Everything in the listing should be restated word for word.

══ Data in this exercise

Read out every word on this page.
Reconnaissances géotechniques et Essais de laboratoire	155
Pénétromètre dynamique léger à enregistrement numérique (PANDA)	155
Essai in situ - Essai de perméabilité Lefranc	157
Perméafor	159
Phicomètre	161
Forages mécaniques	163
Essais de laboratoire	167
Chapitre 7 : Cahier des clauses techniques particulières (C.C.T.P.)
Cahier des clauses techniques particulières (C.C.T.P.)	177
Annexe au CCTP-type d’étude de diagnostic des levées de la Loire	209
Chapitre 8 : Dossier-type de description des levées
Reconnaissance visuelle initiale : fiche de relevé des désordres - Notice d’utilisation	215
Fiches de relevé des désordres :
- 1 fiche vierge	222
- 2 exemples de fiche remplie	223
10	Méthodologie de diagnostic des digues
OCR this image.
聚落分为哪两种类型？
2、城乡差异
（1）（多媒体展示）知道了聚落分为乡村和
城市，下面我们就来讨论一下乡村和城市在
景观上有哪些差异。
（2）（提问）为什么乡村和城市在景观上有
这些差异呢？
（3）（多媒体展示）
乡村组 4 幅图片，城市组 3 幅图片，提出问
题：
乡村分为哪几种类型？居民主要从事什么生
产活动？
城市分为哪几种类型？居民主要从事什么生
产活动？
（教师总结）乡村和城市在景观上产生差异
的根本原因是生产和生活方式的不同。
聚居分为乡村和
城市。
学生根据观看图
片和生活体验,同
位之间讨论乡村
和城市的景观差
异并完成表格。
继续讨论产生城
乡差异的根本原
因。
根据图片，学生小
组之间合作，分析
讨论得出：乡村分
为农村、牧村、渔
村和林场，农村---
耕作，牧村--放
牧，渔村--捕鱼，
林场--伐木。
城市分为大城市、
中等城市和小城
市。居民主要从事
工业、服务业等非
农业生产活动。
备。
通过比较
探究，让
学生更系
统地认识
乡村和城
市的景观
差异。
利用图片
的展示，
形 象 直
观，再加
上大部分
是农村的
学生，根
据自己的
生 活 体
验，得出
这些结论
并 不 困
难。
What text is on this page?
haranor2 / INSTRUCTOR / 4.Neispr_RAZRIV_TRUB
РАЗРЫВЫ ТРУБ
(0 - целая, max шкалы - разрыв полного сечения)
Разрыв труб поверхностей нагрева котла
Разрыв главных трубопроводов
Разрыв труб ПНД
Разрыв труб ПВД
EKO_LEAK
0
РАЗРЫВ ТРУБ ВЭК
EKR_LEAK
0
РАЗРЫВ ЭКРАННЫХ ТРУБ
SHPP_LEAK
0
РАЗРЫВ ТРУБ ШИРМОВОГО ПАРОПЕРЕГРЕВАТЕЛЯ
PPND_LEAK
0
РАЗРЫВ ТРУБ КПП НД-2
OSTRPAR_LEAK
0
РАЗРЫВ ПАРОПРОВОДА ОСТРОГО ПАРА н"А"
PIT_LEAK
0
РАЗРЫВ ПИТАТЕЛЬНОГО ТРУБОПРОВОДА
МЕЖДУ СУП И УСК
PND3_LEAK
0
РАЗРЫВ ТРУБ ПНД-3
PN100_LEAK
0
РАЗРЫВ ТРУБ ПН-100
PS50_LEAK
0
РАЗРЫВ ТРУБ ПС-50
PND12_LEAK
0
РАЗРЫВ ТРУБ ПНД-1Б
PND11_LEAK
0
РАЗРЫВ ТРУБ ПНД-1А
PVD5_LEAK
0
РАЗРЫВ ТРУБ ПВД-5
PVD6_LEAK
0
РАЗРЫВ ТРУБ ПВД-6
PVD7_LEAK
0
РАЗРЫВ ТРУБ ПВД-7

════

**Answer for this exercise**:
Read out every word on this page.
Reconnaissances géotechniques et Essais de laboratoire	155
Pénétromètre dynamique léger à enregistrement numérique (PANDA)	155
Essai in situ - Essai de perméabilité Lefranc	157
Perméafor	159
Phicomètre	161
Forages mécaniques	163
Essais de laboratoire	167
Chapitre 7 : Cahier des clauses techniques particulières (C.C.T.P.)
Cahier des clauses techniques particulières (C.C.T.P.)	177
Annexe au CCTP-type d’étude de diagnostic des levées de la Loire	209
Chapitre 8 : Dossier-type de description des levées
Reconnaissance visuelle initiale : fiche de relevé des désordres - Notice d’utilisation	215
Fiches de relevé des désordres :
- 1 fiche vierge	222
- 2 exemples de fiche remplie	223
10	Méthodologie de diagnostic des digues
OCR this image.
聚落分为哪两种类型？
2、城乡差异
（1）（多媒体展示）知道了聚落分为乡村和
城市，下面我们就来讨论一下乡村和城市在
景观上有哪些差异。
（2）（提问）为什么乡村和城市在景观上有
这些差异呢？
（3）（多媒体展示）
乡村组 4 幅图片，城市组 3 幅图片，提出问
题：
乡村分为哪几种类型？居民主要从事什么生
产活动？
城市分为哪几种类型？居民主要从事什么生
产活动？
（教师总结）乡村和城市在景观上产生差异
的根本原因是生产和生活方式的不同。
聚居分为乡村和
城市。
学生根据观看图
片和生活体验,同
位之间讨论乡村
和城市的景观差
异并完成表格。
继续讨论产生城
乡差异的根本原
因。
根据图片，学生小
组之间合作，分析
讨论得出：乡村分
为农村、牧村、渔
村和林场，农村---
耕作，牧村--放
牧，渔村--捕鱼，
林场--伐木。
城市分为大城市、
中等城市和小城
市。居民主要从事
工业、服务业等非
农业生产活动。
备。
通过比较
探究，让
学生更系
统地认识
乡村和城
市的景观
差异。
利用图片
的展示，
形 象 直
观，再加
上大部分
是农村的
学生，根
据自己的
生 活 体
验，得出
这些结论
并 不 困
难。
What text is on this page?
haranor2 / INSTRUCTOR / 4.Neispr_RAZRIV_TRUB
РАЗРЫВЫ ТРУБ
(0 - целая, max шкалы - разрыв полного сечения)
Разрыв труб поверхностей нагрева котла
Разрыв главных трубопроводов
Разрыв труб ПНД
Разрыв труб ПВД
EKO_LEAK
0
РАЗРЫВ ТРУБ ВЭК
EKR_LEAK
0
РАЗРЫВ ЭКРАННЫХ ТРУБ
SHPP_LEAK
0
РАЗРЫВ ТРУБ ШИРМОВОГО ПАРОПЕРЕГРЕВАТЕЛЯ
PPND_LEAK
0
РАЗРЫВ ТРУБ КПП НД-2
OSTRPAR_LEAK
0
РАЗРЫВ ПАРОПРОВОДА ОСТРОГО ПАРА н"А"
PIT_LEAK
0
РАЗРЫВ ПИТАТЕЛЬНОГО ТРУБОПРОВОДА
МЕЖДУ СУП И УСК
PND3_LEAK
0
РАЗРЫВ ТРУБ ПНД-3
PN100_LEAK
0
РАЗРЫВ ТРУБ ПН-100
PS50_LEAK
0
РАЗРЫВ ТРУБ ПС-50
PND12_LEAK
0
РАЗРЫВ ТРУБ ПНД-1Б
PND11_LEAK
0
РАЗРЫВ ТРУБ ПНД-1А
PVD5_LEAK
0
РАЗРЫВ ТРУБ ПВД-5
PVD6_LEAK
0
РАЗРЫВ ТРУБ ПВД-6
PVD7_LEAK
0
РАЗРЫВ ТРУБ ПВД-7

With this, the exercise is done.